Problem description: Please transcribe the listing below in full and word for word, without its pictures.
* start Data in this exercise *
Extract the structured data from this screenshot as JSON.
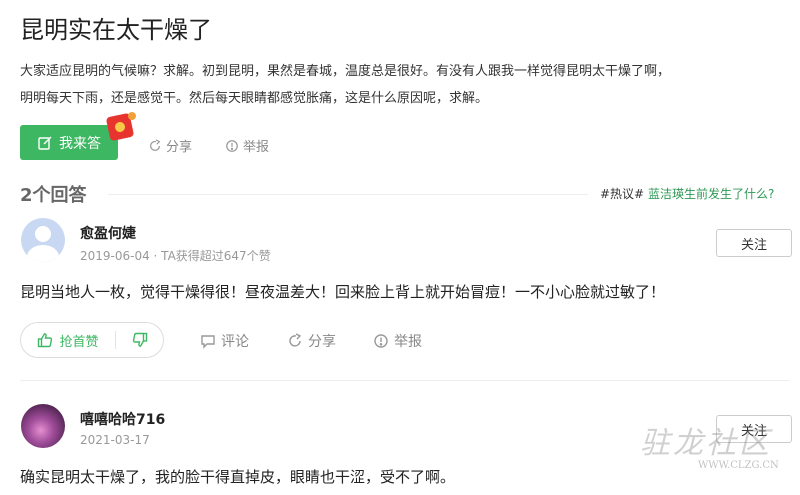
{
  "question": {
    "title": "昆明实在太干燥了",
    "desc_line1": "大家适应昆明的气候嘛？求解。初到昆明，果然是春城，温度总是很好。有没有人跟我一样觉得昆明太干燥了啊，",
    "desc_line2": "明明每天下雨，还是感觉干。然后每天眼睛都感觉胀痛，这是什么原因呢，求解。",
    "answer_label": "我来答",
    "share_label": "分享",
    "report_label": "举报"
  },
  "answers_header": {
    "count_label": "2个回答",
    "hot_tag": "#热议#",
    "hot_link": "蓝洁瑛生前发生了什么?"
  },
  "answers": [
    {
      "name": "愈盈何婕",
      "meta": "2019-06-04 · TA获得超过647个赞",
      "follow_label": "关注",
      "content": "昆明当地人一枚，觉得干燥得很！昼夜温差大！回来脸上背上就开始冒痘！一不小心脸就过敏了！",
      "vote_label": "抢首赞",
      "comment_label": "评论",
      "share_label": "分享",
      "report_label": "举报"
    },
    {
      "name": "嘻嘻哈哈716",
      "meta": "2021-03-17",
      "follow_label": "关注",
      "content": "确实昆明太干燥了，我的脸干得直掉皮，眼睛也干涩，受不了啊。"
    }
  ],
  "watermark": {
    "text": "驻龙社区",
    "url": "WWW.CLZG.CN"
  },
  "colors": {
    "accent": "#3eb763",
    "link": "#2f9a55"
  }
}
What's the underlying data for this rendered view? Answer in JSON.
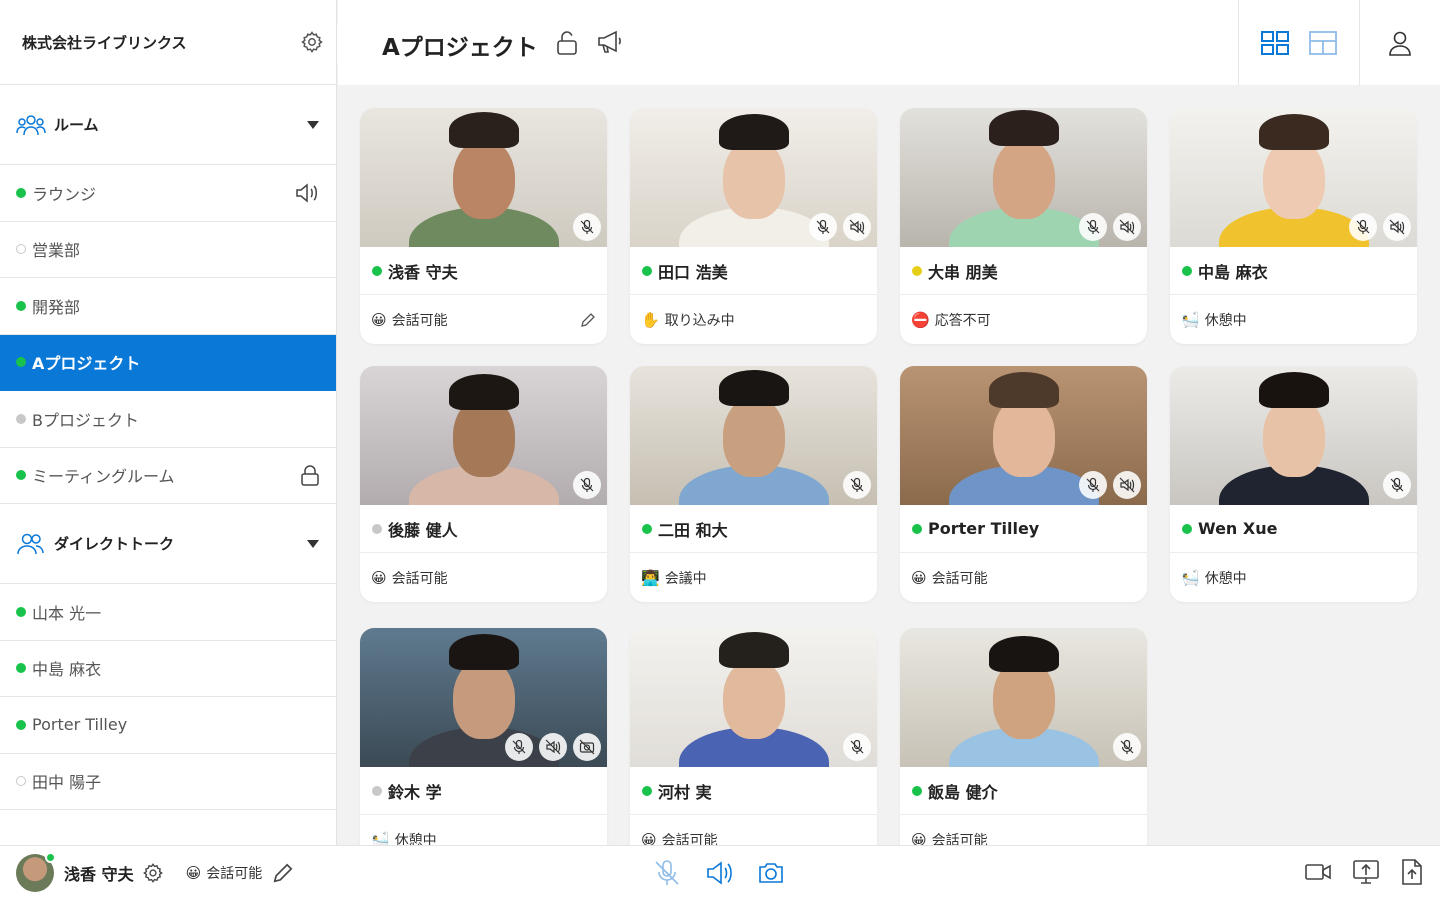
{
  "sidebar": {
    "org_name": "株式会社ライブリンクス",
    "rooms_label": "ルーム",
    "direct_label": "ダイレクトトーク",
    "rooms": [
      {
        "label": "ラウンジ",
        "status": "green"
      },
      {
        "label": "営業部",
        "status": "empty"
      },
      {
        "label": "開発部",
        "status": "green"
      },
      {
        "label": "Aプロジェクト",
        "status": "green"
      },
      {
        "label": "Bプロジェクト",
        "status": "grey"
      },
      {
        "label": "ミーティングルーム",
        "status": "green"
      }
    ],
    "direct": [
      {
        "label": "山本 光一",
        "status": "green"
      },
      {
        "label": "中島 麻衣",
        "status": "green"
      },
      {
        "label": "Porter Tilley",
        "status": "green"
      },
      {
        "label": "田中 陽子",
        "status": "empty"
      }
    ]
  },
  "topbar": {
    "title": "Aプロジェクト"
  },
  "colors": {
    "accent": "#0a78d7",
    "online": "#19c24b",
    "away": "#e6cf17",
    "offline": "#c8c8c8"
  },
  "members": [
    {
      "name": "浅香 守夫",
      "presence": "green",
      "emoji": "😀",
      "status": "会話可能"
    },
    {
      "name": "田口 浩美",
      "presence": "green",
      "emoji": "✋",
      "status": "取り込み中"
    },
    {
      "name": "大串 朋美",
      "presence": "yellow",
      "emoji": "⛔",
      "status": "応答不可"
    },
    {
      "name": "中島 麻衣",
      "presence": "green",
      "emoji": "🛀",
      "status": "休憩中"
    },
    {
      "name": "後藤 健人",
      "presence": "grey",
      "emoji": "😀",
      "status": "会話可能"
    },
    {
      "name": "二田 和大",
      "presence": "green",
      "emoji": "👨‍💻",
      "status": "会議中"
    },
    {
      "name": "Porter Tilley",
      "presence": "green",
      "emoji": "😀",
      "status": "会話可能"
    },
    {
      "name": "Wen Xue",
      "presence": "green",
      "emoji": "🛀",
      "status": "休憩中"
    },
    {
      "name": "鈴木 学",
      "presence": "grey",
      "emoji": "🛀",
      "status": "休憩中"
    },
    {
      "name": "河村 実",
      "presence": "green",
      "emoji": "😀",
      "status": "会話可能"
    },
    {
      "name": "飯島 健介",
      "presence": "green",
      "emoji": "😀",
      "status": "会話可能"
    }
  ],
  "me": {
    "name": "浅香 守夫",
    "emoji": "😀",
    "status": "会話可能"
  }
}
* end Data in this exercise *
Full response:
Extract the structured data from this screenshot as JSON.
{
  "question": {
    "title": "昆明实在太干燥了",
    "desc_line1": "大家适应昆明的气候嘛？求解。初到昆明，果然是春城，温度总是很好。有没有人跟我一样觉得昆明太干燥了啊，",
    "desc_line2": "明明每天下雨，还是感觉干。然后每天眼睛都感觉胀痛，这是什么原因呢，求解。",
    "answer_label": "我来答",
    "share_label": "分享",
    "report_label": "举报"
  },
  "answers_header": {
    "count_label": "2个回答",
    "hot_tag": "#热议#",
    "hot_link": "蓝洁瑛生前发生了什么?"
  },
  "answers": [
    {
      "name": "愈盈何婕",
      "meta": "2019-06-04 · TA获得超过647个赞",
      "follow_label": "关注",
      "content": "昆明当地人一枚，觉得干燥得很！昼夜温差大！回来脸上背上就开始冒痘！一不小心脸就过敏了！",
      "vote_label": "抢首赞",
      "comment_label": "评论",
      "share_label": "分享",
      "report_label": "举报"
    },
    {
      "name": "嘻嘻哈哈716",
      "meta": "2021-03-17",
      "follow_label": "关注",
      "content": "确实昆明太干燥了，我的脸干得直掉皮，眼睛也干涩，受不了啊。"
    }
  ],
  "watermark": {
    "text": "驻龙社区",
    "url": "WWW.CLZG.CN"
  },
  "colors": {
    "accent": "#3eb763",
    "link": "#2f9a55"
  }
}
What's the underlying data for this rendered view? Answer in JSON.
{
  "sidebar": {
    "org_name": "株式会社ライブリンクス",
    "rooms_label": "ルーム",
    "direct_label": "ダイレクトトーク",
    "rooms": [
      {
        "label": "ラウンジ",
        "status": "green"
      },
      {
        "label": "営業部",
        "status": "empty"
      },
      {
        "label": "開発部",
        "status": "green"
      },
      {
        "label": "Aプロジェクト",
        "status": "green"
      },
      {
        "label": "Bプロジェクト",
        "status": "grey"
      },
      {
        "label": "ミーティングルーム",
        "status": "green"
      }
    ],
    "direct": [
      {
        "label": "山本 光一",
        "status": "green"
      },
      {
        "label": "中島 麻衣",
        "status": "green"
      },
      {
        "label": "Porter Tilley",
        "status": "green"
      },
      {
        "label": "田中 陽子",
        "status": "empty"
      }
    ]
  },
  "topbar": {
    "title": "Aプロジェクト"
  },
  "colors": {
    "accent": "#0a78d7",
    "online": "#19c24b",
    "away": "#e6cf17",
    "offline": "#c8c8c8"
  },
  "members": [
    {
      "name": "浅香 守夫",
      "presence": "green",
      "emoji": "😀",
      "status": "会話可能"
    },
    {
      "name": "田口 浩美",
      "presence": "green",
      "emoji": "✋",
      "status": "取り込み中"
    },
    {
      "name": "大串 朋美",
      "presence": "yellow",
      "emoji": "⛔",
      "status": "応答不可"
    },
    {
      "name": "中島 麻衣",
      "presence": "green",
      "emoji": "🛀",
      "status": "休憩中"
    },
    {
      "name": "後藤 健人",
      "presence": "grey",
      "emoji": "😀",
      "status": "会話可能"
    },
    {
      "name": "二田 和大",
      "presence": "green",
      "emoji": "👨‍💻",
      "status": "会議中"
    },
    {
      "name": "Porter Tilley",
      "presence": "green",
      "emoji": "😀",
      "status": "会話可能"
    },
    {
      "name": "Wen Xue",
      "presence": "green",
      "emoji": "🛀",
      "status": "休憩中"
    },
    {
      "name": "鈴木 学",
      "presence": "grey",
      "emoji": "🛀",
      "status": "休憩中"
    },
    {
      "name": "河村 実",
      "presence": "green",
      "emoji": "😀",
      "status": "会話可能"
    },
    {
      "name": "飯島 健介",
      "presence": "green",
      "emoji": "😀",
      "status": "会話可能"
    }
  ],
  "me": {
    "name": "浅香 守夫",
    "emoji": "😀",
    "status": "会話可能"
  }
}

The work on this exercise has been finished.